- [Text block]
==================================================

AtHoc Alerts

  • Published
  • By Senior Master Sgt. Michael Chancey
  • 460th Civil Engineer Squadron

Have you received an emergency notification and were not sure what to do with that information? Do you know what actions to take when you hear a tornado warning? Are you receiving AtHoc alerts? What’s the difference between lockdown and shelter in-place? Are you signed up for local emergency alerts for the City/County you live in vs only Buckley SFB?

If you aren’t quite sure what the answers to those questions are, keep reading to learn more and stay informed during emergencies.  

Buckley SFB employs something called the Emergency Warning and Notification System (EWNS) to inform everyone on a military installation about an imminent or ongoing emergency. Most people simply refer to it as AtHoc, but it’s more than one system. It’s comprised of a family of systems that include the use of telephone, text, email, desktop popup alerts, and outdoor speakers commonly referred to the “Giant Voice”. Some facilities also use indoor speakers, strobes lights, and even colored flags in some instances. These are all tools designed to notify you that an emergency or dangerous situation is occurring and directing you to take action to sustain critical missions and prevent injury or even death.

The installation EWNS complies with DHS, FEMA, DoD Meteorology and Oceanography and/or the National Weather Service, the Emergency Alert System alerting terminology, methods, requirements, and capabilities. The table below defines some of the standardized warning signals you might hear through giant voice systems.

==================================================

- [Description of the task]
Answer these questions from the AtHoc alerts article:
1. Which squadron is listed with the author's name?
2. What does the abbreviation EWNS stand for?
3. What name is commonly used for the outdoor speakers?
The entries come from a source unrelated to the AtHoc alerts article.

==================================================

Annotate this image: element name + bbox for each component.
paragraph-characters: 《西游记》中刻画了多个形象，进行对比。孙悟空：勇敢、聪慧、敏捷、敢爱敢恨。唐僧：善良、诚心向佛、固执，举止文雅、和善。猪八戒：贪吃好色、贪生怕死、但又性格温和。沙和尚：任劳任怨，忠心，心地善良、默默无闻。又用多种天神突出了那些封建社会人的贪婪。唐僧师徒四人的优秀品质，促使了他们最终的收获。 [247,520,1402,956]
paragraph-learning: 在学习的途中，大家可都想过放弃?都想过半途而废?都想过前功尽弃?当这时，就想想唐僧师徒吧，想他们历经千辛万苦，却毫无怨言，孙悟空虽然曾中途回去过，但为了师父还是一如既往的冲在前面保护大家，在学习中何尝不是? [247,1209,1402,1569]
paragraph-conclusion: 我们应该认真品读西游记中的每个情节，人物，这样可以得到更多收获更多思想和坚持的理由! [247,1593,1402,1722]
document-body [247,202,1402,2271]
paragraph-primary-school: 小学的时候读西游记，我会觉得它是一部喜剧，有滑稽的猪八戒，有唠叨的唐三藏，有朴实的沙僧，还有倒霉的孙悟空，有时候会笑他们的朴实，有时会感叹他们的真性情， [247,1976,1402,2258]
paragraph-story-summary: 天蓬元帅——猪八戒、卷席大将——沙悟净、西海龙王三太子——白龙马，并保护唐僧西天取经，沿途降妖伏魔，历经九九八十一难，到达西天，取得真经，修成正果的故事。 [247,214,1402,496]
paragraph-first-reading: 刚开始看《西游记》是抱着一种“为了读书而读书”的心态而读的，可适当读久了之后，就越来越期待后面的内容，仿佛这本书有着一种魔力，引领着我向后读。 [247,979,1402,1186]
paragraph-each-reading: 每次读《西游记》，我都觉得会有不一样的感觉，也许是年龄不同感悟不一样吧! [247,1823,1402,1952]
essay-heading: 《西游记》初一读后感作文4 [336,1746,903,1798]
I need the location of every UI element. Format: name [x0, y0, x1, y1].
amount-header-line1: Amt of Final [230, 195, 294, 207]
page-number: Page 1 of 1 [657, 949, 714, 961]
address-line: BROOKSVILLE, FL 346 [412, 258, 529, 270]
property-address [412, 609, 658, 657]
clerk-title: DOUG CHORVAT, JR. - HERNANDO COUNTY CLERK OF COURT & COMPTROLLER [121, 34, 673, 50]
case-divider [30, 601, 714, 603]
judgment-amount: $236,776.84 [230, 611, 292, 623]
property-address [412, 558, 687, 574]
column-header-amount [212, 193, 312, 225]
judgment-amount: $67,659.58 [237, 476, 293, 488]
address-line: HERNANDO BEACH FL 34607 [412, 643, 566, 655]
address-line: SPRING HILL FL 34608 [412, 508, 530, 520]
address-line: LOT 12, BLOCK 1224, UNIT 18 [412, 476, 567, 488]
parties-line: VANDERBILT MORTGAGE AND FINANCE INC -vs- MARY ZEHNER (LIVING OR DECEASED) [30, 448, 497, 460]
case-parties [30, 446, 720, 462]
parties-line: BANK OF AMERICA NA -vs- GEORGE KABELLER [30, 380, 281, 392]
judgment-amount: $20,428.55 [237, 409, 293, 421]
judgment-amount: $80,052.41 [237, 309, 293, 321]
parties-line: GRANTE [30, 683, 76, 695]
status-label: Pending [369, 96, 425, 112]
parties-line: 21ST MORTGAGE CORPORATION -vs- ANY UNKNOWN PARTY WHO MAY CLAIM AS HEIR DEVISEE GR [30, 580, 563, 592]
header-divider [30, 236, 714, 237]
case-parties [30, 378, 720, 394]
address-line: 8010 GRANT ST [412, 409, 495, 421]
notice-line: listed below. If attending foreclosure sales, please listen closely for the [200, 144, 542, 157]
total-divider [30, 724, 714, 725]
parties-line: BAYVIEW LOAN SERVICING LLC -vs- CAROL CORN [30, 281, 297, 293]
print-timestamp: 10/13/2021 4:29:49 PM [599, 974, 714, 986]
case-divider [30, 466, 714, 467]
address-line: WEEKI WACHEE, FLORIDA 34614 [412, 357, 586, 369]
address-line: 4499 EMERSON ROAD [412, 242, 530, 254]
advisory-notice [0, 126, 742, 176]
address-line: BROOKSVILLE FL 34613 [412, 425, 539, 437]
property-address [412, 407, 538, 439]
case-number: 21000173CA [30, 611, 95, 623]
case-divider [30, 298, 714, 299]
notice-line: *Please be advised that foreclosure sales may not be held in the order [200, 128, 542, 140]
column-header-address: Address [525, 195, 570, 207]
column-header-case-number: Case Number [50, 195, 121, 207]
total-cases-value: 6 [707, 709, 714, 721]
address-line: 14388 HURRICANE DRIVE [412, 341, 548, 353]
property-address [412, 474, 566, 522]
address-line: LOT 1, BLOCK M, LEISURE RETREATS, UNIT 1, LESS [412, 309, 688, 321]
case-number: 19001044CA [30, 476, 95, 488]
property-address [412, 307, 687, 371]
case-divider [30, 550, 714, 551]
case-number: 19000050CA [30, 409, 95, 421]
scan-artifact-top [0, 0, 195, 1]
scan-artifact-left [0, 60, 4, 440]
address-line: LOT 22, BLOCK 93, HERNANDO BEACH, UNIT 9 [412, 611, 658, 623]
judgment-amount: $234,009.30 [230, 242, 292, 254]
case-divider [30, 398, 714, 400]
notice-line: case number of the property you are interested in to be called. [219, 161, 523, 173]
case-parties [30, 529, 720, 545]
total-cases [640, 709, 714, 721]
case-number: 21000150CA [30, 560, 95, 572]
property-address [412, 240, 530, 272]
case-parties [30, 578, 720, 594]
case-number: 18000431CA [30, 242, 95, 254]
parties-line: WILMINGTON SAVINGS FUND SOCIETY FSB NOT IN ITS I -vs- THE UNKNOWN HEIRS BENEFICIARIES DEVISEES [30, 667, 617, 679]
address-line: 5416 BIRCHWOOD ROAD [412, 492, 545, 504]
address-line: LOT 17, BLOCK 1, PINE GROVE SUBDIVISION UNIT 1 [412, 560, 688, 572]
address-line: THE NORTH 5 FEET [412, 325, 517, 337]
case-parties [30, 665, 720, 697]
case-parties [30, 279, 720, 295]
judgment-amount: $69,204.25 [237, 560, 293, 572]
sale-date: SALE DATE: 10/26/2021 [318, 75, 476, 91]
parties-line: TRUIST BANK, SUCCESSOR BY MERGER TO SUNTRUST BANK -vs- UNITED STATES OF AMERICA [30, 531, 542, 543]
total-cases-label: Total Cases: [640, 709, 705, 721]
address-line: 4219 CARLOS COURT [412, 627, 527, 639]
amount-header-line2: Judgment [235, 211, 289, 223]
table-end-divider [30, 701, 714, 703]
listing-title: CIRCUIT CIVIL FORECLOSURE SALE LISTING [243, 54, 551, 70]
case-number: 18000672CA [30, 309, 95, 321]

==================================================

- [Response to this exercise]
1. The 460th Civil Engineer Squadron
2. Emergency Warning and Notification System
3. The "Giant Voice"